# SUPPLIED RECORDS
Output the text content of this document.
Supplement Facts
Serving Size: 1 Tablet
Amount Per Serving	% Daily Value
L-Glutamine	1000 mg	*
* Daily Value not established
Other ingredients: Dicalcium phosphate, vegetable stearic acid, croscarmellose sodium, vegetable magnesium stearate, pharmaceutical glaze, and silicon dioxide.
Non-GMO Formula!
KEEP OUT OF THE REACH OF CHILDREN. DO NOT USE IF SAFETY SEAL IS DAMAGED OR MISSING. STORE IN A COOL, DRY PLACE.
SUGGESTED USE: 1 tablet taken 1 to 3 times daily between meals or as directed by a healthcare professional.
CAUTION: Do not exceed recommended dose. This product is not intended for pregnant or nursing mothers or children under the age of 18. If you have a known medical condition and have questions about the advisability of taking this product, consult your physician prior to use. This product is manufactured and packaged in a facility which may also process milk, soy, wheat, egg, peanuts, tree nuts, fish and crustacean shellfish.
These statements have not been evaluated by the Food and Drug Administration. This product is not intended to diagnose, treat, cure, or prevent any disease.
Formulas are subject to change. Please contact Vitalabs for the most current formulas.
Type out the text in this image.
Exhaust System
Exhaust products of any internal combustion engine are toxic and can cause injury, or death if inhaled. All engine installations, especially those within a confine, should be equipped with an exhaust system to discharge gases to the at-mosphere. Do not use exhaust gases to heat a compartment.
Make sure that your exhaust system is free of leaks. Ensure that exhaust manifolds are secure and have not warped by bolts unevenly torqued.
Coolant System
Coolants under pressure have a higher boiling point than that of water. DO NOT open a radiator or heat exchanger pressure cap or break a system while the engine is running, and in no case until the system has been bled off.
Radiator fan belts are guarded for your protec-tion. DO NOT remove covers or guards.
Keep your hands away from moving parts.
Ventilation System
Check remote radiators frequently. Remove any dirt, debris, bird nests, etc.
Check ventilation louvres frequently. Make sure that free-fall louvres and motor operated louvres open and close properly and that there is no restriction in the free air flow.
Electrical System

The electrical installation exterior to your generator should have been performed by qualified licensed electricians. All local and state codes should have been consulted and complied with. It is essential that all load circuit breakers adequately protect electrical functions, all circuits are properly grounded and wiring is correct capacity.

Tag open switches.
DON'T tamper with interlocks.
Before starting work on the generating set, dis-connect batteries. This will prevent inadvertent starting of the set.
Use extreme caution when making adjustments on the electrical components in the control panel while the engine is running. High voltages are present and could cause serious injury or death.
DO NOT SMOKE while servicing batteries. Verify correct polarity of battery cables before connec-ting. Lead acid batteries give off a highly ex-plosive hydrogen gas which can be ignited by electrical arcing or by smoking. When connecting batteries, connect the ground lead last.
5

# WHAT THE TASK REQUIRES
Each line of the material above needs to be quoted exactly, please.

# REPLY TO THE EXERCISE
Output the text content of this document.
Supplement Facts
Serving Size: 1 Tablet
Amount Per Serving	% Daily Value
L-Glutamine	1000 mg	*
* Daily Value not established
Other ingredients: Dicalcium phosphate, vegetable stearic acid, croscarmellose sodium, vegetable magnesium stearate, pharmaceutical glaze, and silicon dioxide.
Non-GMO Formula!
KEEP OUT OF THE REACH OF CHILDREN. DO NOT USE IF SAFETY SEAL IS DAMAGED OR MISSING. STORE IN A COOL, DRY PLACE.
SUGGESTED USE: 1 tablet taken 1 to 3 times daily between meals or as directed by a healthcare professional.
CAUTION: Do not exceed recommended dose. This product is not intended for pregnant or nursing mothers or children under the age of 18. If you have a known medical condition and have questions about the advisability of taking this product, consult your physician prior to use. This product is manufactured and packaged in a facility which may also process milk, soy, wheat, egg, peanuts, tree nuts, fish and crustacean shellfish.
These statements have not been evaluated by the Food and Drug Administration. This product is not intended to diagnose, treat, cure, or prevent any disease.
Formulas are subject to change. Please contact Vitalabs for the most current formulas.
Type out the text in this image.
Exhaust System
Exhaust products of any internal combustion engine are toxic and can cause injury, or death if inhaled. All engine installations, especially those within a confine, should be equipped with an exhaust system to discharge gases to the at-mosphere. Do not use exhaust gases to heat a compartment.
Make sure that your exhaust system is free of leaks. Ensure that exhaust manifolds are secure and have not warped by bolts unevenly torqued.
Coolant System
Coolants under pressure have a higher boiling point than that of water. DO NOT open a radiator or heat exchanger pressure cap or break a system while the engine is running, and in no case until the system has been bled off.
Radiator fan belts are guarded for your protec-tion. DO NOT remove covers or guards.
Keep your hands away from moving parts.
Ventilation System
Check remote radiators frequently. Remove any dirt, debris, bird nests, etc.
Check ventilation louvres frequently. Make sure that free-fall louvres and motor operated louvres open and close properly and that there is no restriction in the free air flow.
Electrical System

The electrical installation exterior to your generator should have been performed by qualified licensed electricians. All local and state codes should have been consulted and complied with. It is essential that all load circuit breakers adequately protect electrical functions, all circuits are properly grounded and wiring is correct capacity.

Tag open switches.
DON'T tamper with interlocks.
Before starting work on the generating set, dis-connect batteries. This will prevent inadvertent starting of the set.
Use extreme caution when making adjustments on the electrical components in the control panel while the engine is running. High voltages are present and could cause serious injury or death.
DO NOT SMOKE while servicing batteries. Verify correct polarity of battery cables before connec-ting. Lead acid batteries give off a highly ex-plosive hydrogen gas which can be ignited by electrical arcing or by smoking. When connecting batteries, connect the ground lead last.
5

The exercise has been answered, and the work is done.